>> Start

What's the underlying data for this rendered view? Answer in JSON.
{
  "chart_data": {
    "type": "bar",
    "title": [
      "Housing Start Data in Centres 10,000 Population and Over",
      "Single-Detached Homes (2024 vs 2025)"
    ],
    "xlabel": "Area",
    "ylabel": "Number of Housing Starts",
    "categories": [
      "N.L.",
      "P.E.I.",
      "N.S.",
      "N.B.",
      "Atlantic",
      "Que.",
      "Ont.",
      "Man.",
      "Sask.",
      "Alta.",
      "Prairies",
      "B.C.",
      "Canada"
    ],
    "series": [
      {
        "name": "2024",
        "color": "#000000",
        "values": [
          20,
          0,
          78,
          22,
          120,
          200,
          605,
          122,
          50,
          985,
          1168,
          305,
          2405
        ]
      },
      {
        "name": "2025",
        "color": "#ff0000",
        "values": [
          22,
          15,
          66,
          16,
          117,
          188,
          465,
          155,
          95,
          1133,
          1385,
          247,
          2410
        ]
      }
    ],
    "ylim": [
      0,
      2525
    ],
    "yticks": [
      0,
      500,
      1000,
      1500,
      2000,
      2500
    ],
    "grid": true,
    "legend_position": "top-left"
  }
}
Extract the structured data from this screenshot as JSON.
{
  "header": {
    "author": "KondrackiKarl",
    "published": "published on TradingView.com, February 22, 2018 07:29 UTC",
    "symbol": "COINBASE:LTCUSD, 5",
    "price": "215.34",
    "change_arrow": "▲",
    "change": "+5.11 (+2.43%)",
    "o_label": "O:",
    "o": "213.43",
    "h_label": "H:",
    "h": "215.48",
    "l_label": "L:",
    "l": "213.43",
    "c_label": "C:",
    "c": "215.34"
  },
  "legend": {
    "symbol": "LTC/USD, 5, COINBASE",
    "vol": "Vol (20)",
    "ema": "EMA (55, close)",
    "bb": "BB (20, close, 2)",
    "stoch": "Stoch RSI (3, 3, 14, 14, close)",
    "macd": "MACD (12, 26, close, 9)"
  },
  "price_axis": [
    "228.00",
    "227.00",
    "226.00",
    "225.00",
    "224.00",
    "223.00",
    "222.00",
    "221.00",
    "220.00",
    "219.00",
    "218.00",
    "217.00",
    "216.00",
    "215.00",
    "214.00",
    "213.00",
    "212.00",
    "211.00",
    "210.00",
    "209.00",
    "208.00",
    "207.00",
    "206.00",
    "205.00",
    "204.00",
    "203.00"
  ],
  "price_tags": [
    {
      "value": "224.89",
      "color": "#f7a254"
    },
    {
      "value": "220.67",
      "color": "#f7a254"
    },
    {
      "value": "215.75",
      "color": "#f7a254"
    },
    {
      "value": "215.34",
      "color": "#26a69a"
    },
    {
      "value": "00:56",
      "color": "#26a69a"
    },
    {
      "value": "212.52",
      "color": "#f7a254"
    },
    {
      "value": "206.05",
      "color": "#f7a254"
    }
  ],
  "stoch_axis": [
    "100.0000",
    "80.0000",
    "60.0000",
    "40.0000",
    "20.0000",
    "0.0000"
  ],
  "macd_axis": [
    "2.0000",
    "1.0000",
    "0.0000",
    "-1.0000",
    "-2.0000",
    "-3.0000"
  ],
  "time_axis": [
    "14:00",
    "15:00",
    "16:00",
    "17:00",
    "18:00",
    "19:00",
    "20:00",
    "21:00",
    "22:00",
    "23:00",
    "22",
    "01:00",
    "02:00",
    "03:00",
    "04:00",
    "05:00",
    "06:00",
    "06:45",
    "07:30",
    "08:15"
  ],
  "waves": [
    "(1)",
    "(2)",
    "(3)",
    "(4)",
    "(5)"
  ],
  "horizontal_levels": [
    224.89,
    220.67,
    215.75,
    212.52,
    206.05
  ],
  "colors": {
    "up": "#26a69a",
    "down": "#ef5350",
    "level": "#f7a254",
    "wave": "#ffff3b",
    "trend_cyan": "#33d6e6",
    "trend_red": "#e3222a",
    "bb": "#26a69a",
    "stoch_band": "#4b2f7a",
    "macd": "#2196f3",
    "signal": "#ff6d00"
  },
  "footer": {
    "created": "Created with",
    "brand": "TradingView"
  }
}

>> End

• **Instruction**
Repeat all entries. Match them exactly.

• **Completed task**
What's the underlying data for this rendered view? Answer in JSON.
{
  "chart_data": {
    "type": "bar",
    "title": [
      "Housing Start Data in Centres 10,000 Population and Over",
      "Single-Detached Homes (2024 vs 2025)"
    ],
    "xlabel": "Area",
    "ylabel": "Number of Housing Starts",
    "categories": [
      "N.L.",
      "P.E.I.",
      "N.S.",
      "N.B.",
      "Atlantic",
      "Que.",
      "Ont.",
      "Man.",
      "Sask.",
      "Alta.",
      "Prairies",
      "B.C.",
      "Canada"
    ],
    "series": [
      {
        "name": "2024",
        "color": "#000000",
        "values": [
          20,
          0,
          78,
          22,
          120,
          200,
          605,
          122,
          50,
          985,
          1168,
          305,
          2405
        ]
      },
      {
        "name": "2025",
        "color": "#ff0000",
        "values": [
          22,
          15,
          66,
          16,
          117,
          188,
          465,
          155,
          95,
          1133,
          1385,
          247,
          2410
        ]
      }
    ],
    "ylim": [
      0,
      2525
    ],
    "yticks": [
      0,
      500,
      1000,
      1500,
      2000,
      2500
    ],
    "grid": true,
    "legend_position": "top-left"
  }
}
Extract the structured data from this screenshot as JSON.
{
  "header": {
    "author": "KondrackiKarl",
    "published": "published on TradingView.com, February 22, 2018 07:29 UTC",
    "symbol": "COINBASE:LTCUSD, 5",
    "price": "215.34",
    "change_arrow": "▲",
    "change": "+5.11 (+2.43%)",
    "o_label": "O:",
    "o": "213.43",
    "h_label": "H:",
    "h": "215.48",
    "l_label": "L:",
    "l": "213.43",
    "c_label": "C:",
    "c": "215.34"
  },
  "legend": {
    "symbol": "LTC/USD, 5, COINBASE",
    "vol": "Vol (20)",
    "ema": "EMA (55, close)",
    "bb": "BB (20, close, 2)",
    "stoch": "Stoch RSI (3, 3, 14, 14, close)",
    "macd": "MACD (12, 26, close, 9)"
  },
  "price_axis": [
    "228.00",
    "227.00",
    "226.00",
    "225.00",
    "224.00",
    "223.00",
    "222.00",
    "221.00",
    "220.00",
    "219.00",
    "218.00",
    "217.00",
    "216.00",
    "215.00",
    "214.00",
    "213.00",
    "212.00",
    "211.00",
    "210.00",
    "209.00",
    "208.00",
    "207.00",
    "206.00",
    "205.00",
    "204.00",
    "203.00"
  ],
  "price_tags": [
    {
      "value": "224.89",
      "color": "#f7a254"
    },
    {
      "value": "220.67",
      "color": "#f7a254"
    },
    {
      "value": "215.75",
      "color": "#f7a254"
    },
    {
      "value": "215.34",
      "color": "#26a69a"
    },
    {
      "value": "00:56",
      "color": "#26a69a"
    },
    {
      "value": "212.52",
      "color": "#f7a254"
    },
    {
      "value": "206.05",
      "color": "#f7a254"
    }
  ],
  "stoch_axis": [
    "100.0000",
    "80.0000",
    "60.0000",
    "40.0000",
    "20.0000",
    "0.0000"
  ],
  "macd_axis": [
    "2.0000",
    "1.0000",
    "0.0000",
    "-1.0000",
    "-2.0000",
    "-3.0000"
  ],
  "time_axis": [
    "14:00",
    "15:00",
    "16:00",
    "17:00",
    "18:00",
    "19:00",
    "20:00",
    "21:00",
    "22:00",
    "23:00",
    "22",
    "01:00",
    "02:00",
    "03:00",
    "04:00",
    "05:00",
    "06:00",
    "06:45",
    "07:30",
    "08:15"
  ],
  "waves": [
    "(1)",
    "(2)",
    "(3)",
    "(4)",
    "(5)"
  ],
  "horizontal_levels": [
    224.89,
    220.67,
    215.75,
    212.52,
    206.05
  ],
  "colors": {
    "up": "#26a69a",
    "down": "#ef5350",
    "level": "#f7a254",
    "wave": "#ffff3b",
    "trend_cyan": "#33d6e6",
    "trend_red": "#e3222a",
    "bb": "#26a69a",
    "stoch_band": "#4b2f7a",
    "macd": "#2196f3",
    "signal": "#ff6d00"
  },
  "footer": {
    "created": "Created with",
    "brand": "TradingView"
  }
}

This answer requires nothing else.